Collected data:

>>>

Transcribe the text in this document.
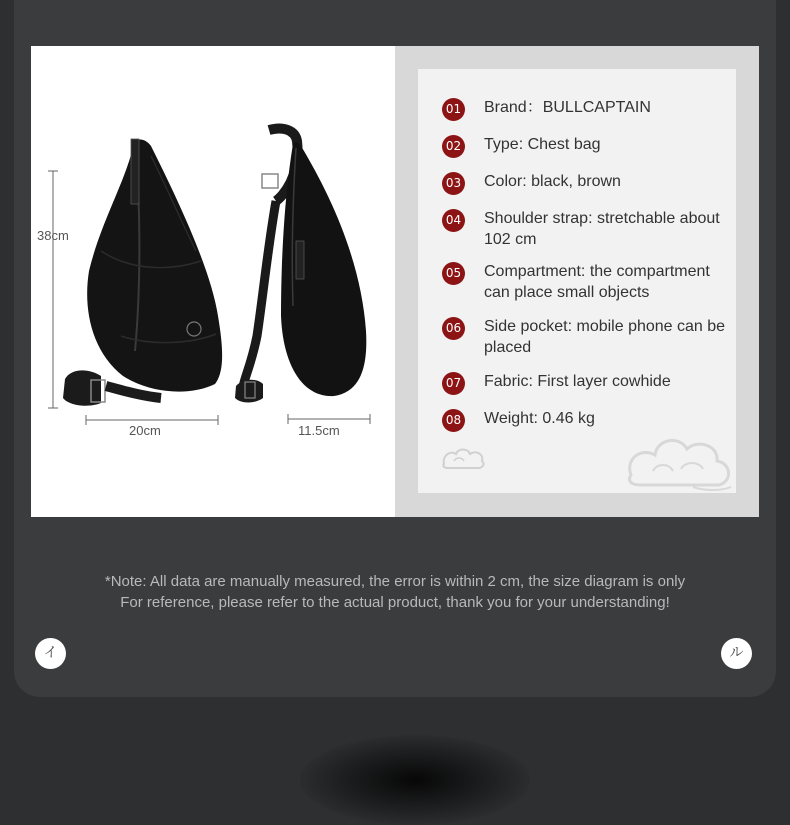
38cm
20cm	11.5cm
01 Brand：BULLCAPTAIN
02 Type: Chest bag
03 Color: black, brown
04 Shoulder strap: stretchable about 102 cm
05 Compartment: the compartment can place small objects
06 Side pocket: mobile phone can be placed
07 Fabric: First layer cowhide
08 Weight: 0.46 kg
*Note: All data are manually measured, the error is within 2 cm, the size diagram is only
For reference, please refer to the actual product, thank you for your understanding!
イ	ル
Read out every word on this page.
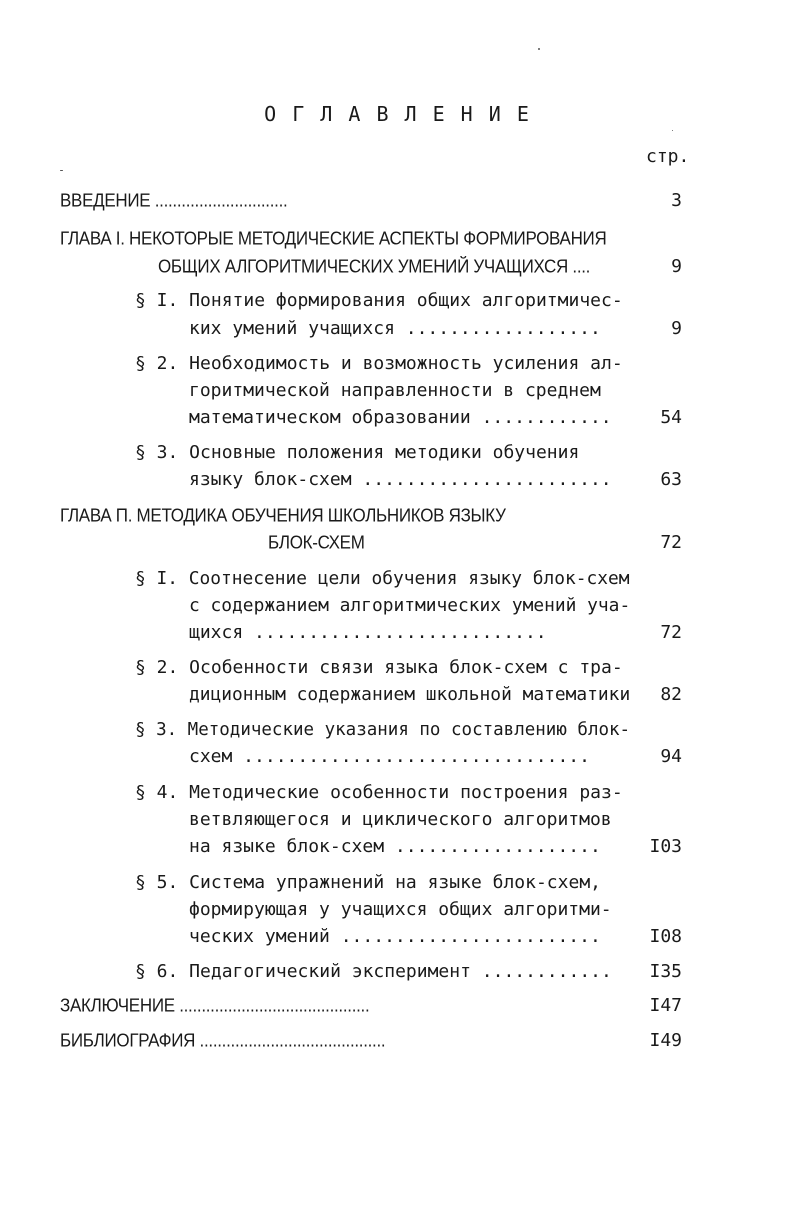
О Г Л А В Л Е Н И Е
стр.
ВВЕДЕНИЕ ..............................	3
ГЛАВА I. НЕКОТОРЫЕ МЕТОДИЧЕСКИЕ АСПЕКТЫ ФОРМИРОВАНИЯ
ОБЩИХ АЛГОРИТМИЧЕСКИХ УМЕНИЙ УЧАЩИХСЯ ....	9
§ I. Понятие формирования общих алгоритмичес-
ких умений учащихся ..................	9
§ 2. Необходимость и возможность усиления ал-
горитмической направленности в среднем
математическом образовании ............	54
§ 3. Основные положения методики обучения
языку блок-схем .......................	63
ГЛАВА П. МЕТОДИКА ОБУЧЕНИЯ ШКОЛЬНИКОВ ЯЗЫКУ
БЛОК-СХЕМ	72
§ I. Соотнесение цели обучения языку блок-схем
с содержанием алгоритмических умений уча-
щихся ...........................	72
§ 2. Особенности связи языка блок-схем с тра-
диционным содержанием школьной математики	82
§ 3. Методические указания по составлению блок-
схем ................................	94
§ 4. Методические особенности построения раз-
ветвляющегося и циклического алгоритмов
на языке блок-схем ...................	I03
§ 5. Система упражнений на языке блок-схем,
формирующая у учащихся общих алгоритми-
ческих умений ........................	I08
§ 6. Педагогический эксперимент ............	I35
ЗАКЛЮЧЕНИЕ ...........................................	I47
БИБЛИОГРАФИЯ ..........................................	I49
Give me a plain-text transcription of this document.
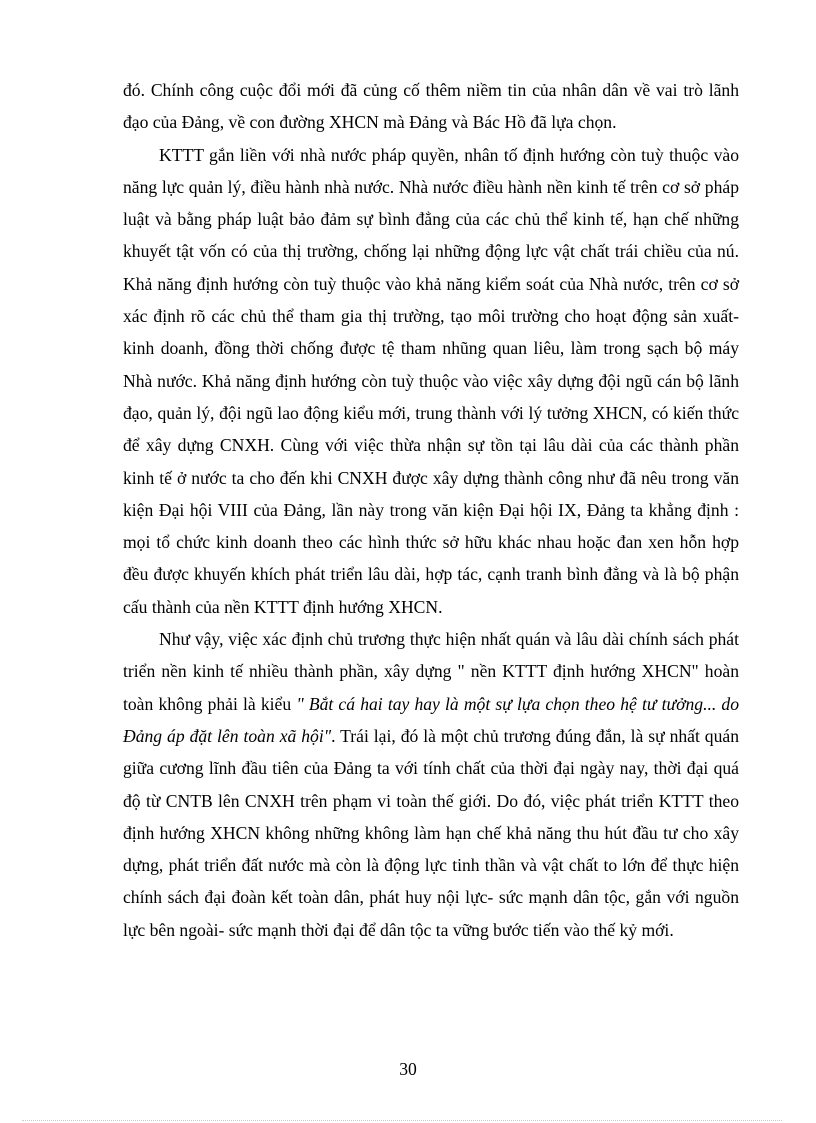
đó. Chính công cuộc đổi mới đã củng cố thêm niềm tin của nhân dân về vai trò lãnh đạo của Đảng, về con đường XHCN mà Đảng và Bác Hồ đã lựa chọn.

KTTT gắn liền với nhà nước pháp quyền, nhân tố định hướng còn tuỳ thuộc vào năng lực quản lý, điều hành nhà nước. Nhà nước điều hành nền kinh tế trên cơ sở pháp luật và bằng pháp luật bảo đảm sự bình đẳng của các chủ thể kinh tế, hạn chế những khuyết tật vốn có của thị trường, chống lại những động lực vật chất trái chiều của nú. Khả năng định hướng còn tuỳ thuộc vào khả năng kiểm soát của Nhà nước, trên cơ sở xác định rõ các chủ thể tham gia thị trường, tạo môi trường cho hoạt động sản xuất- kinh doanh, đồng thời chống được tệ tham nhũng quan liêu, làm trong sạch bộ máy Nhà nước. Khả năng định hướng còn tuỳ thuộc vào việc xây dựng đội ngũ cán bộ lãnh đạo, quản lý, đội ngũ lao động kiểu mới, trung thành với lý tưởng XHCN, có kiến thức để xây dựng CNXH. Cùng với việc thừa nhận sự tồn tại lâu dài của các thành phần kinh tế ở nước ta cho đến khi CNXH được xây dựng thành công như đã nêu trong văn kiện Đại hội VIII của Đảng, lần này trong văn kiện Đại hội IX, Đảng ta khẳng định : mọi tổ chức kinh doanh theo các hình thức sở hữu khác nhau hoặc đan xen hỗn hợp đều được khuyến khích phát triển lâu dài, hợp tác, cạnh tranh bình đẳng và là bộ phận cấu thành của nền KTTT định hướng XHCN.

Như vậy, việc xác định chủ trương thực hiện nhất quán và lâu dài chính sách phát triển nền kinh tế nhiều thành phần, xây dựng " nền KTTT định hướng XHCN" hoàn toàn không phải là kiểu " Bắt cá hai tay hay là một sự lựa chọn theo hệ tư tưởng... do Đảng áp đặt lên toàn xã hội". Trái lại, đó là một chủ trương đúng đắn, là sự nhất quán giữa cương lĩnh đầu tiên của Đảng ta với tính chất của thời đại ngày nay, thời đại quá độ từ CNTB lên CNXH trên phạm vi toàn thế giới. Do đó, việc phát triển KTTT theo định hướng XHCN không những không làm hạn chế khả năng thu hút đầu tư cho xây dựng, phát triển đất nước mà còn là động lực tinh thần và vật chất to lớn để thực hiện chính sách đại đoàn kết toàn dân, phát huy nội lực- sức mạnh dân tộc, gắn với nguồn lực bên ngoài- sức mạnh thời đại để dân tộc ta vững bước tiến vào thế kỷ mới.

30
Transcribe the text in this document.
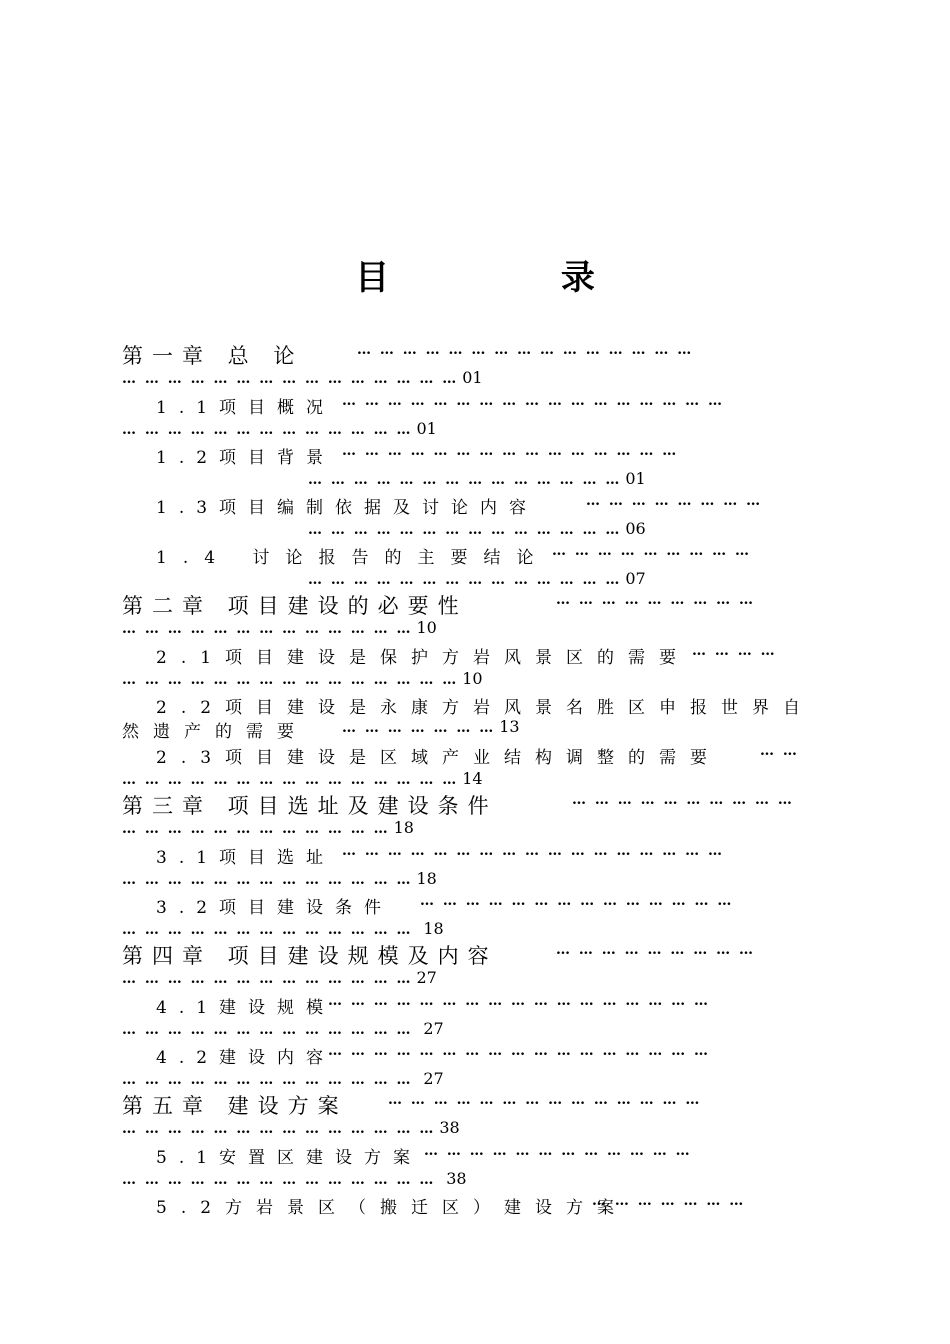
目 录
第一章 总 论	… … … … … … … … … … … … … … …
… … … … … … … … … … … … … … … 01
1.1项目概况 … … … … … … … … … … … … … … … … …
… … … … … … … … … … … … … 01
1.2项目背景 … … … … … … … … … … … … … … …
… … … … … … … … … … … … … … 01
1.3项目编制依据及讨论内容	… … … … … … … …
… … … … … … … … … … … … … … 06
1.4 讨论报告的主要结论 … … … … … … … … …
… … … … … … … … … … … … … … 07
第二章 项目建设的必要性	… … … … … … … … …
… … … … … … … … … … … … … 10
2.1项目建设是保护方岩风景区的需要 … … … …
… … … … … … … … … … … … … … … 10
2.2项目建设是永康方岩风景名胜区申报世界自
然遗产的需要 … … … … … … … 13
2.3项目建设是区域产业结构调整的需要	… …
… … … … … … … … … … … … … … … 14
第三章 项目选址及建设条件	… … … … … … … … … …
… … … … … … … … … … … … 18
3.1项目选址 … … … … … … … … … … … … … … … … …
… … … … … … … … … … … … … 18
3.2项目建设条件 … … … … … … … … … … … … … …
… … … … … … … … … … … … … 18
第四章 项目建设规模及内容	… … … … … … … … …
… … … … … … … … … … … … … 27
4.1建设规模
… … … … … … … … … … … … … … … … …
… … … … … … … … … … … … … 27
4.2建设内容
… … … … … … … … … … … … … … … … …
… … … … … … … … … … … … … 27
第五章 建设方案	… … … … … … … … … … … … … …
… … … … … … … … … … … … … … 38
5.1安置区建设方案 … … … … … … … … … … … …
… … … … … … … … … … … … … … 38
5.2方岩景区（搬迁区）建设方案
… … … … … … …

<<<

* _Request_: Repeat the records above exactly, leaving out any pictures they contain.

* _Expected output_:
Transcribe the text in this document.
38cm
20cm	11.5cm
01 Brand：BULLCAPTAIN
02 Type: Chest bag
03 Color: black, brown
04 Shoulder strap: stretchable about 102 cm
05 Compartment: the compartment can place small objects
06 Side pocket: mobile phone can be placed
07 Fabric: First layer cowhide
08 Weight: 0.46 kg
*Note: All data are manually measured, the error is within 2 cm, the size diagram is only
For reference, please refer to the actual product, thank you for your understanding!
イ	ル
Read out every word on this page.
О Г Л А В Л Е Н И Е
стр.
ВВЕДЕНИЕ ..............................	3
ГЛАВА I. НЕКОТОРЫЕ МЕТОДИЧЕСКИЕ АСПЕКТЫ ФОРМИРОВАНИЯ
ОБЩИХ АЛГОРИТМИЧЕСКИХ УМЕНИЙ УЧАЩИХСЯ ....	9
§ I. Понятие формирования общих алгоритмичес-
ких умений учащихся ..................	9
§ 2. Необходимость и возможность усиления ал-
горитмической направленности в среднем
математическом образовании ............	54
§ 3. Основные положения методики обучения
языку блок-схем .......................	63
ГЛАВА П. МЕТОДИКА ОБУЧЕНИЯ ШКОЛЬНИКОВ ЯЗЫКУ
БЛОК-СХЕМ	72
§ I. Соотнесение цели обучения языку блок-схем
с содержанием алгоритмических умений уча-
щихся ...........................	72
§ 2. Особенности связи языка блок-схем с тра-
диционным содержанием школьной математики	82
§ 3. Методические указания по составлению блок-
схем ................................	94
§ 4. Методические особенности построения раз-
ветвляющегося и циклического алгоритмов
на языке блок-схем ...................	I03
§ 5. Система упражнений на языке блок-схем,
формирующая у учащихся общих алгоритми-
ческих умений ........................	I08
§ 6. Педагогический эксперимент ............	I35
ЗАКЛЮЧЕНИЕ ...........................................	I47
БИБЛИОГРАФИЯ ..........................................	I49
Give me a plain-text transcription of this document.
đó. Chính công cuộc đổi mới đã củng cố thêm niềm tin của nhân dân về vai trò lãnh đạo của Đảng, về con đường XHCN mà Đảng và Bác Hồ đã lựa chọn.

KTTT gắn liền với nhà nước pháp quyền, nhân tố định hướng còn tuỳ thuộc vào năng lực quản lý, điều hành nhà nước. Nhà nước điều hành nền kinh tế trên cơ sở pháp luật và bằng pháp luật bảo đảm sự bình đẳng của các chủ thể kinh tế, hạn chế những khuyết tật vốn có của thị trường, chống lại những động lực vật chất trái chiều của nú. Khả năng định hướng còn tuỳ thuộc vào khả năng kiểm soát của Nhà nước, trên cơ sở xác định rõ các chủ thể tham gia thị trường, tạo môi trường cho hoạt động sản xuất- kinh doanh, đồng thời chống được tệ tham nhũng quan liêu, làm trong sạch bộ máy Nhà nước. Khả năng định hướng còn tuỳ thuộc vào việc xây dựng đội ngũ cán bộ lãnh đạo, quản lý, đội ngũ lao động kiểu mới, trung thành với lý tưởng XHCN, có kiến thức để xây dựng CNXH. Cùng với việc thừa nhận sự tồn tại lâu dài của các thành phần kinh tế ở nước ta cho đến khi CNXH được xây dựng thành công như đã nêu trong văn kiện Đại hội VIII của Đảng, lần này trong văn kiện Đại hội IX, Đảng ta khẳng định : mọi tổ chức kinh doanh theo các hình thức sở hữu khác nhau hoặc đan xen hỗn hợp đều được khuyến khích phát triển lâu dài, hợp tác, cạnh tranh bình đẳng và là bộ phận cấu thành của nền KTTT định hướng XHCN.

Như vậy, việc xác định chủ trương thực hiện nhất quán và lâu dài chính sách phát triển nền kinh tế nhiều thành phần, xây dựng " nền KTTT định hướng XHCN" hoàn toàn không phải là kiểu " Bắt cá hai tay hay là một sự lựa chọn theo hệ tư tưởng... do Đảng áp đặt lên toàn xã hội". Trái lại, đó là một chủ trương đúng đắn, là sự nhất quán giữa cương lĩnh đầu tiên của Đảng ta với tính chất của thời đại ngày nay, thời đại quá độ từ CNTB lên CNXH trên phạm vi toàn thế giới. Do đó, việc phát triển KTTT theo định hướng XHCN không những không làm hạn chế khả năng thu hút đầu tư cho xây dựng, phát triển đất nước mà còn là động lực tinh thần và vật chất to lớn để thực hiện chính sách đại đoàn kết toàn dân, phát huy nội lực- sức mạnh dân tộc, gắn với nguồn lực bên ngoài- sức mạnh thời đại để dân tộc ta vững bước tiến vào thế kỷ mới.

30
Transcribe the text in this document.
目 录
第一章 总 论	… … … … … … … … … … … … … … …
… … … … … … … … … … … … … … … 01
1.1项目概况 … … … … … … … … … … … … … … … … …
… … … … … … … … … … … … … 01
1.2项目背景 … … … … … … … … … … … … … … …
… … … … … … … … … … … … … … 01
1.3项目编制依据及讨论内容	… … … … … … … …
… … … … … … … … … … … … … … 06
1.4 讨论报告的主要结论 … … … … … … … … …
… … … … … … … … … … … … … … 07
第二章 项目建设的必要性	… … … … … … … … …
… … … … … … … … … … … … … 10
2.1项目建设是保护方岩风景区的需要 … … … …
… … … … … … … … … … … … … … … 10
2.2项目建设是永康方岩风景名胜区申报世界自
然遗产的需要 … … … … … … … 13
2.3项目建设是区域产业结构调整的需要	… …
… … … … … … … … … … … … … … … 14
第三章 项目选址及建设条件	… … … … … … … … … …
… … … … … … … … … … … … 18
3.1项目选址 … … … … … … … … … … … … … … … … …
… … … … … … … … … … … … … 18
3.2项目建设条件 … … … … … … … … … … … … … …
… … … … … … … … … … … … … 18
第四章 项目建设规模及内容	… … … … … … … … …
… … … … … … … … … … … … … 27
4.1建设规模
… … … … … … … … … … … … … … … … …
… … … … … … … … … … … … … 27
4.2建设内容
… … … … … … … … … … … … … … … … …
… … … … … … … … … … … … … 27
第五章 建设方案	… … … … … … … … … … … … … …
… … … … … … … … … … … … … … 38
5.1安置区建设方案 … … … … … … … … … … … …
… … … … … … … … … … … … … … 38
5.2方岩景区（搬迁区）建设方案
… … … … … … …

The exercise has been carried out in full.